● **What you will do**
- A) In the passage about Tanja Lay, how long did she play before she regained her reading and speech abilities?
- B) Copy the part of the passage about Tanja Lay between "Tanja Lay (bottom" and "and diverse creatures.", inclusive, word for word.
═════ Reading text ═════
Tanja Lay (bottom right) plays World of Warcraft with her husband and six children.
And one to two months after the surgery, that was what Mrs Lay did. She was initially hooked on WOW for its gameplay and diverse creatures.
She made so much progress before her first visit to a speech therapist that follow-ups were not needed.
She said she regained her reading and speech abilities after playing for five months.
Mrs Lay still has trouble with remembering music and playing the piano, both of which she excelled at before the aneurysm.
However, she is still thankful for her recovery, adding: "I feel very grateful to (Warcraft developer) Blizzard Entertainment for this game.
"That's why I tend to (trust) their products."
Mrs Lay typically plays WOW for up to three hours a day and prioritises her errands as a housewife. Mr Lay mainly plays on weekends due to his work commitments.
Mrs Lay also feels blessed that she gets to share her passion with her five sons and only daughter.
As their children grew and started playing computer games with their friends, their parents introduced WOW to them.
Trisha, 18, and Jason, 16, joined their parents on WOW in 2012, with Rykel, 13, and Ryan, 11, joining two years later. They all have their own accounts.
Justin, six, and Ashton, four, only play using their parents' accounts.
TEAMWORK: (Above, clockwise from girl in red) Siblings Trisha, Jason, Rykel, Ashton, Ryan, Justin.
═════ Entries shown ═════
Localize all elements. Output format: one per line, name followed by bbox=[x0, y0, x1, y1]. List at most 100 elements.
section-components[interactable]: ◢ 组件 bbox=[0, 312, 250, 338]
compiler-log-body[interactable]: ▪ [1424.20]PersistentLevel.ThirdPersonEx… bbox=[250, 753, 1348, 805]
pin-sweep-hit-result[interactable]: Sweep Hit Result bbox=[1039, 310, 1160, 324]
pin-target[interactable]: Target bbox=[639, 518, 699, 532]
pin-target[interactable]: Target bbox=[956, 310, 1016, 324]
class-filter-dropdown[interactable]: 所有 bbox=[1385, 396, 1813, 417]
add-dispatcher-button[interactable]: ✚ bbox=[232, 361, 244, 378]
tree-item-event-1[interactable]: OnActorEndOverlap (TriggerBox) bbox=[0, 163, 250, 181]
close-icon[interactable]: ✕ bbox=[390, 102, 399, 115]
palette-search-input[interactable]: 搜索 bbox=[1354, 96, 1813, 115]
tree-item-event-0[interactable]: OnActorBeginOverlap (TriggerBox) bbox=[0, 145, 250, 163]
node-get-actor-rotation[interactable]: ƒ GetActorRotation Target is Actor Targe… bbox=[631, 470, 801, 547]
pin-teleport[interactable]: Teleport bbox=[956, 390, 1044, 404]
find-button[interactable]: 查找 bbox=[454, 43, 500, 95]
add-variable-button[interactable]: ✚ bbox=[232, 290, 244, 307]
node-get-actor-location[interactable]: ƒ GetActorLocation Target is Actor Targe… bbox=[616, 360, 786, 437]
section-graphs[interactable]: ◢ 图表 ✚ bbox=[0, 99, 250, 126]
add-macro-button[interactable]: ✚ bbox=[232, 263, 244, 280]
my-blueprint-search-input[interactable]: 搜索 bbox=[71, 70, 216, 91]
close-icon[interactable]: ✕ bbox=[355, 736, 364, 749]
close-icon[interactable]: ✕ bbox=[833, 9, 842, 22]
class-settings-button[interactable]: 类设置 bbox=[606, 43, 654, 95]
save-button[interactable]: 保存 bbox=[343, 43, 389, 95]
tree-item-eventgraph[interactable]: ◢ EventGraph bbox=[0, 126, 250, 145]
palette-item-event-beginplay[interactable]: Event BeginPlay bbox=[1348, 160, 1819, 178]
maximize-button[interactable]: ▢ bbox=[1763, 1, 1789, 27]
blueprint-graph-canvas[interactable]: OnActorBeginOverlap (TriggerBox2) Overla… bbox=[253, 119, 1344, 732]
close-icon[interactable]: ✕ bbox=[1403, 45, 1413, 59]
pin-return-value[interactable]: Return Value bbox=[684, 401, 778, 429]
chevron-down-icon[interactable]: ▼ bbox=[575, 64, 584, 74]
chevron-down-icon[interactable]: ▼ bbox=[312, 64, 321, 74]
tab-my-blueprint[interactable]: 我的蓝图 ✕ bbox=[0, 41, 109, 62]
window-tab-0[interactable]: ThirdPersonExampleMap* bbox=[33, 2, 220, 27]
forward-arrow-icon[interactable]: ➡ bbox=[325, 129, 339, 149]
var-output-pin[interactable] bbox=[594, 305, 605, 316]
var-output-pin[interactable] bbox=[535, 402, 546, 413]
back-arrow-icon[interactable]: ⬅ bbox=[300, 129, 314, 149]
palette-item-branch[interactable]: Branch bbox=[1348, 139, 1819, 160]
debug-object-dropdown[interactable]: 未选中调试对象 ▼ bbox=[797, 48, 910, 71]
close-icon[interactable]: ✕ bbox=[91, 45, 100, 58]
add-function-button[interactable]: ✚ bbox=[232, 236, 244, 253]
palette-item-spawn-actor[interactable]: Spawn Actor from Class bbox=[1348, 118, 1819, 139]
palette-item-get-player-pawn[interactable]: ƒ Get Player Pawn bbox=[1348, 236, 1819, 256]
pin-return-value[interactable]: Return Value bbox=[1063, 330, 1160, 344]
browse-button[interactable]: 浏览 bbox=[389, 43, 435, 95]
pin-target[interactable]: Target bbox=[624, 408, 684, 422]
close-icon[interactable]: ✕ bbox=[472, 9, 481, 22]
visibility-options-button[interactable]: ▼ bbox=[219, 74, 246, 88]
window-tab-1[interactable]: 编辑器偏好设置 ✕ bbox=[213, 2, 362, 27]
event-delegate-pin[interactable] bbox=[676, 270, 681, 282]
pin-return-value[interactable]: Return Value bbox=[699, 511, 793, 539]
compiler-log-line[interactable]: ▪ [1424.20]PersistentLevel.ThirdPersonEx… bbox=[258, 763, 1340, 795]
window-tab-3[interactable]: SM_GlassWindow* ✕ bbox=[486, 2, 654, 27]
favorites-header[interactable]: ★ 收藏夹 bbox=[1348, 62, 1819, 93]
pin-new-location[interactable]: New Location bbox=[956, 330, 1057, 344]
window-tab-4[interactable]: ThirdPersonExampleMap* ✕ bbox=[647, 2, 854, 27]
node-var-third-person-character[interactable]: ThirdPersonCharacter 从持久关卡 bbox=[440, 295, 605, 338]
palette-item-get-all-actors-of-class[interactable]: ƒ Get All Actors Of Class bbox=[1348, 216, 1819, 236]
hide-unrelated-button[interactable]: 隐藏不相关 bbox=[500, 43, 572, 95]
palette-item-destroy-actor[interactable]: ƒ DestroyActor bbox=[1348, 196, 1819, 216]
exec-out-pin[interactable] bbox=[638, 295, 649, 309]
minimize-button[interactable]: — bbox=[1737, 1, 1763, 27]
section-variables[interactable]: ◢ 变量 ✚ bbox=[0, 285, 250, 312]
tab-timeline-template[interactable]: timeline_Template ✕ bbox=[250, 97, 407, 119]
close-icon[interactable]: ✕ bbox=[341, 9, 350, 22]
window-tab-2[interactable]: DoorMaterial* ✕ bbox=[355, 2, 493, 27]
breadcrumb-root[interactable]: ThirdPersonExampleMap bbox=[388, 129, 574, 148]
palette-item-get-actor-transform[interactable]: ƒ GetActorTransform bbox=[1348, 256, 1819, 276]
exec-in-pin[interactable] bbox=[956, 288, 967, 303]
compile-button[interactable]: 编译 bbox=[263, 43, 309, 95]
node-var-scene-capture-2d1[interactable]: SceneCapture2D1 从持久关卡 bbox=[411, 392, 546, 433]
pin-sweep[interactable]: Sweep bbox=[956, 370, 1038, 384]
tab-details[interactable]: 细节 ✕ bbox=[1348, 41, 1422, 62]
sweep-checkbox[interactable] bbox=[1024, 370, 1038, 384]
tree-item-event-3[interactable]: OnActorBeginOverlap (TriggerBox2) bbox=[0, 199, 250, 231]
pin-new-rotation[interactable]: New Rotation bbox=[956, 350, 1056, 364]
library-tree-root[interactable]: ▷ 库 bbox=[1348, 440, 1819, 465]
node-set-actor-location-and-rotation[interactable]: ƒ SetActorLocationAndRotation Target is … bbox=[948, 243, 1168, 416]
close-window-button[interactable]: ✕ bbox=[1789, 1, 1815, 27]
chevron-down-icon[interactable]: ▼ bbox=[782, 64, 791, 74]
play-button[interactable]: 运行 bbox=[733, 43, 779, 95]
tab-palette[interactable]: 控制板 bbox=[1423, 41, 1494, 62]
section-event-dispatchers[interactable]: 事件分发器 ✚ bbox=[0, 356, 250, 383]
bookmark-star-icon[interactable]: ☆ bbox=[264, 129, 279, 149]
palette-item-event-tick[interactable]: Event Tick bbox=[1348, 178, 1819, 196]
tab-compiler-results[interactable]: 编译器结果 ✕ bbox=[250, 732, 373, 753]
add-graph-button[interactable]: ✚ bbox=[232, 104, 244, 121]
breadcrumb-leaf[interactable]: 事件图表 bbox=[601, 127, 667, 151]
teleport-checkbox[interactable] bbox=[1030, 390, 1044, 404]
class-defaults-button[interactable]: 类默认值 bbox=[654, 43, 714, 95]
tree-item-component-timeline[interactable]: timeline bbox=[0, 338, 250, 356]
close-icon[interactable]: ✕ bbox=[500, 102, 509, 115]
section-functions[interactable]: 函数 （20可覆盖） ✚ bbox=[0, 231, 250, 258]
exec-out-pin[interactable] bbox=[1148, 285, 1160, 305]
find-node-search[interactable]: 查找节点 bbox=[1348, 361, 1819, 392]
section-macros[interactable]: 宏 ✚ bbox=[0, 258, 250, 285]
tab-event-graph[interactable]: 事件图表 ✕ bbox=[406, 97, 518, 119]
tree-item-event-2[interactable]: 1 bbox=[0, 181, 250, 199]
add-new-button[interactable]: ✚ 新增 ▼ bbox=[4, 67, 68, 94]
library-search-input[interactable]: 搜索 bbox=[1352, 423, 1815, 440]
═════
● **Responses to the exercise**
- A) Five months.

- B)
Tanja Lay (bottom right) plays World of Warcraft with her husband and six children.
And one to two months after the surgery, that was what Mrs Lay did. She was initially hooked on WOW for its gameplay and diverse creatures.